■ Work required
Make a verbatim copy of the entries below; pictures stay out.

________________

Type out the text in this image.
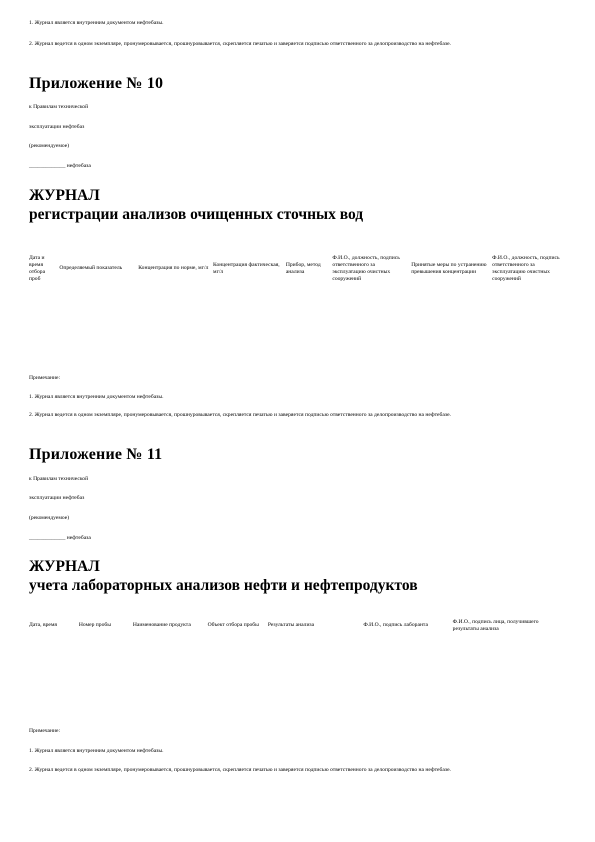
1. Журнал является внутренним документом нефтебазы.

2. Журнал ведется в одном экземпляре, пронумеровывается, прошнуровывается, скрепляется печатью и заверяется подписью ответственного за делопроизводство на нефтебазе.

Приложение № 10

к Правилам технической

эксплуатации нефтебаз

(рекомендуемое)

_____________ нефтебаза

ЖУРНАЛ

регистрации анализов очищенных сточных вод

Дата и время отбора проб	Определяемый показатель	Концентрация по норме, мг/л	Концентрация фактическая, мг/л	Прибор, метод анализа	Ф.И.О., должность, подпись ответственного за эксплуатацию очистных сооружений	Принятые меры по устранению превышения концентрации	Ф.И.О., должность, подпись ответственного за эксплуатацию очистных сооружений

Примечание:

1. Журнал является внутренним документом нефтебазы.

2. Журнал ведется в одном экземпляре, пронумеровывается, прошнуровывается, скрепляется печатью и заверяется подписью ответственного за делопроизводство на нефтебазе.

Приложение № 11

к Правилам технической

эксплуатации нефтебаз

(рекомендуемое)

_____________ нефтебаза

ЖУРНАЛ

учета лабораторных анализов нефти и нефтепродуктов

Дата, время	Номер пробы	Наименование продукта	Объект отбора пробы	Результаты анализа	Ф.И.О., подпись лаборанта	Ф.И.О., подпись лица, получившего результаты анализа

Примечание:

1. Журнал является внутренним документом нефтебазы.

2. Журнал ведется в одном экземпляре, пронумеровывается, прошнуровывается, скрепляется печатью и заверяется подписью ответственного за делопроизводство на нефтебазе.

________________

■ Solution
Type out the text in this image.
1. Журнал является внутренним документом нефтебазы.

2. Журнал ведется в одном экземпляре, пронумеровывается, прошнуровывается, скрепляется печатью и заверяется подписью ответственного за делопроизводство на нефтебазе.

Приложение № 10

к Правилам технической

эксплуатации нефтебаз

(рекомендуемое)

_____________ нефтебаза

ЖУРНАЛ

регистрации анализов очищенных сточных вод

Дата и время отбора проб	Определяемый показатель	Концентрация по норме, мг/л	Концентрация фактическая, мг/л	Прибор, метод анализа	Ф.И.О., должность, подпись ответственного за эксплуатацию очистных сооружений	Принятые меры по устранению превышения концентрации	Ф.И.О., должность, подпись ответственного за эксплуатацию очистных сооружений

Примечание:

1. Журнал является внутренним документом нефтебазы.

2. Журнал ведется в одном экземпляре, пронумеровывается, прошнуровывается, скрепляется печатью и заверяется подписью ответственного за делопроизводство на нефтебазе.

Приложение № 11

к Правилам технической

эксплуатации нефтебаз

(рекомендуемое)

_____________ нефтебаза

ЖУРНАЛ

учета лабораторных анализов нефти и нефтепродуктов

Дата, время	Номер пробы	Наименование продукта	Объект отбора пробы	Результаты анализа	Ф.И.О., подпись лаборанта	Ф.И.О., подпись лица, получившего результаты анализа

Примечание:

1. Журнал является внутренним документом нефтебазы.

2. Журнал ведется в одном экземпляре, пронумеровывается, прошнуровывается, скрепляется печатью и заверяется подписью ответственного за делопроизводство на нефтебазе.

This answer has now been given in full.